• [GIVEN EXERCISE]: Please give the listing again, word for word, with nothing left out.

• [RECORDS SHOWN]:
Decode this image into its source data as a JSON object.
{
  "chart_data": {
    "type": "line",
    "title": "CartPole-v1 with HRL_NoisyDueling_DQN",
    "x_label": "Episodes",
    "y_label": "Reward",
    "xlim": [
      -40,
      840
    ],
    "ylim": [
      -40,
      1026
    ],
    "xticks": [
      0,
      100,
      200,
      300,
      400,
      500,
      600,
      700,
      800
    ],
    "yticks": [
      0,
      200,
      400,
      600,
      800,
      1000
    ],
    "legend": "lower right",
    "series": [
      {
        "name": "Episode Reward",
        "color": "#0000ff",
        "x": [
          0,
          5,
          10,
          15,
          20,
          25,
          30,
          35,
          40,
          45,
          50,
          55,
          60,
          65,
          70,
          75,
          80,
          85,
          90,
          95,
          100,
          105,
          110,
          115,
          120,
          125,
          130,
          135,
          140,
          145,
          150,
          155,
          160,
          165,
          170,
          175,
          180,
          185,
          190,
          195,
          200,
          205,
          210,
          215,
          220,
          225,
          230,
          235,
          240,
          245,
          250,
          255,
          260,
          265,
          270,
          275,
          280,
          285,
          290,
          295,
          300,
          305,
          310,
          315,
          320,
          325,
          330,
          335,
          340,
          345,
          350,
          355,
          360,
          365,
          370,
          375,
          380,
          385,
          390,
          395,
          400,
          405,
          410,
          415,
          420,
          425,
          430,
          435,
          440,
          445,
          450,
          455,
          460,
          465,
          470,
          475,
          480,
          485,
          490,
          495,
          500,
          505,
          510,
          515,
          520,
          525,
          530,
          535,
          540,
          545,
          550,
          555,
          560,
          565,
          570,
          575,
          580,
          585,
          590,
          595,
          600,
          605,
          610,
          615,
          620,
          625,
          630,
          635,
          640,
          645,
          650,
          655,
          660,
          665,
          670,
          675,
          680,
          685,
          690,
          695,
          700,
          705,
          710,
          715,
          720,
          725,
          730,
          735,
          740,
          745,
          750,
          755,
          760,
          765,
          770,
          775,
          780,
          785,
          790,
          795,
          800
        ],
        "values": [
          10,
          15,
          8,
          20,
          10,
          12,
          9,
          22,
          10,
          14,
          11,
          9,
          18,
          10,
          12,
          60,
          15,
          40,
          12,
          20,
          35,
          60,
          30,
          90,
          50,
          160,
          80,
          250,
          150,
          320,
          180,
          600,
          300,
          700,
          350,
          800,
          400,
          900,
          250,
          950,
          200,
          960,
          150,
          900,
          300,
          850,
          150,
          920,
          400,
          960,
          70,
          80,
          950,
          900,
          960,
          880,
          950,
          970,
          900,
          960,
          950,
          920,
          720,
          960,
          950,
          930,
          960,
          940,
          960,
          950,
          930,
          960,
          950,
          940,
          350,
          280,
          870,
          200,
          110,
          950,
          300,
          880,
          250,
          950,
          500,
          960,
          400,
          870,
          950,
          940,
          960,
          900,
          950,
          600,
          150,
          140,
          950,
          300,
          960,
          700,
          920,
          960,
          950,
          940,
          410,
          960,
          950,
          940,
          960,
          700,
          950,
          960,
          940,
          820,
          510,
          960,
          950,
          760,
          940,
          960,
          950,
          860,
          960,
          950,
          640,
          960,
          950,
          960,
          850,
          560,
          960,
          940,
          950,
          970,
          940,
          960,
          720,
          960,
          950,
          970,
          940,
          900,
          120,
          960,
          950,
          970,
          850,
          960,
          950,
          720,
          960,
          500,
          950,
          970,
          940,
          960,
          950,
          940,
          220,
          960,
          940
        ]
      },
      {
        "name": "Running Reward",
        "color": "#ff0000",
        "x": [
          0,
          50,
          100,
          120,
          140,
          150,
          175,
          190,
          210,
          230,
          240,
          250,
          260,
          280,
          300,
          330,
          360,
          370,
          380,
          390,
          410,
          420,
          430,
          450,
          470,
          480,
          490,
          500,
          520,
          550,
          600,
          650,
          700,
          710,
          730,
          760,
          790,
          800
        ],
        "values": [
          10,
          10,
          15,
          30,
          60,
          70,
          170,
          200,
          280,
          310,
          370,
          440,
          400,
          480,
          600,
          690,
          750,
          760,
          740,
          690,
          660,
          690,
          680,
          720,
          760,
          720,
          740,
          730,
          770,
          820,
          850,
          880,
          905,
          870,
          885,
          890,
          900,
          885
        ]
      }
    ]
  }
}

• [TASK RESULT]:
Decode this image into its source data as a JSON object.
{
  "chart_data": {
    "type": "line",
    "title": "CartPole-v1 with HRL_NoisyDueling_DQN",
    "x_label": "Episodes",
    "y_label": "Reward",
    "xlim": [
      -40,
      840
    ],
    "ylim": [
      -40,
      1026
    ],
    "xticks": [
      0,
      100,
      200,
      300,
      400,
      500,
      600,
      700,
      800
    ],
    "yticks": [
      0,
      200,
      400,
      600,
      800,
      1000
    ],
    "legend": "lower right",
    "series": [
      {
        "name": "Episode Reward",
        "color": "#0000ff",
        "x": [
          0,
          5,
          10,
          15,
          20,
          25,
          30,
          35,
          40,
          45,
          50,
          55,
          60,
          65,
          70,
          75,
          80,
          85,
          90,
          95,
          100,
          105,
          110,
          115,
          120,
          125,
          130,
          135,
          140,
          145,
          150,
          155,
          160,
          165,
          170,
          175,
          180,
          185,
          190,
          195,
          200,
          205,
          210,
          215,
          220,
          225,
          230,
          235,
          240,
          245,
          250,
          255,
          260,
          265,
          270,
          275,
          280,
          285,
          290,
          295,
          300,
          305,
          310,
          315,
          320,
          325,
          330,
          335,
          340,
          345,
          350,
          355,
          360,
          365,
          370,
          375,
          380,
          385,
          390,
          395,
          400,
          405,
          410,
          415,
          420,
          425,
          430,
          435,
          440,
          445,
          450,
          455,
          460,
          465,
          470,
          475,
          480,
          485,
          490,
          495,
          500,
          505,
          510,
          515,
          520,
          525,
          530,
          535,
          540,
          545,
          550,
          555,
          560,
          565,
          570,
          575,
          580,
          585,
          590,
          595,
          600,
          605,
          610,
          615,
          620,
          625,
          630,
          635,
          640,
          645,
          650,
          655,
          660,
          665,
          670,
          675,
          680,
          685,
          690,
          695,
          700,
          705,
          710,
          715,
          720,
          725,
          730,
          735,
          740,
          745,
          750,
          755,
          760,
          765,
          770,
          775,
          780,
          785,
          790,
          795,
          800
        ],
        "values": [
          10,
          15,
          8,
          20,
          10,
          12,
          9,
          22,
          10,
          14,
          11,
          9,
          18,
          10,
          12,
          60,
          15,
          40,
          12,
          20,
          35,
          60,
          30,
          90,
          50,
          160,
          80,
          250,
          150,
          320,
          180,
          600,
          300,
          700,
          350,
          800,
          400,
          900,
          250,
          950,
          200,
          960,
          150,
          900,
          300,
          850,
          150,
          920,
          400,
          960,
          70,
          80,
          950,
          900,
          960,
          880,
          950,
          970,
          900,
          960,
          950,
          920,
          720,
          960,
          950,
          930,
          960,
          940,
          960,
          950,
          930,
          960,
          950,
          940,
          350,
          280,
          870,
          200,
          110,
          950,
          300,
          880,
          250,
          950,
          500,
          960,
          400,
          870,
          950,
          940,
          960,
          900,
          950,
          600,
          150,
          140,
          950,
          300,
          960,
          700,
          920,
          960,
          950,
          940,
          410,
          960,
          950,
          940,
          960,
          700,
          950,
          960,
          940,
          820,
          510,
          960,
          950,
          760,
          940,
          960,
          950,
          860,
          960,
          950,
          640,
          960,
          950,
          960,
          850,
          560,
          960,
          940,
          950,
          970,
          940,
          960,
          720,
          960,
          950,
          970,
          940,
          900,
          120,
          960,
          950,
          970,
          850,
          960,
          950,
          720,
          960,
          500,
          950,
          970,
          940,
          960,
          950,
          940,
          220,
          960,
          940
        ]
      },
      {
        "name": "Running Reward",
        "color": "#ff0000",
        "x": [
          0,
          50,
          100,
          120,
          140,
          150,
          175,
          190,
          210,
          230,
          240,
          250,
          260,
          280,
          300,
          330,
          360,
          370,
          380,
          390,
          410,
          420,
          430,
          450,
          470,
          480,
          490,
          500,
          520,
          550,
          600,
          650,
          700,
          710,
          730,
          760,
          790,
          800
        ],
        "values": [
          10,
          10,
          15,
          30,
          60,
          70,
          170,
          200,
          280,
          310,
          370,
          440,
          400,
          480,
          600,
          690,
          750,
          760,
          740,
          690,
          660,
          690,
          680,
          720,
          760,
          720,
          740,
          730,
          770,
          820,
          850,
          880,
          905,
          870,
          885,
          890,
          900,
          885
        ]
      }
    ]
  }
}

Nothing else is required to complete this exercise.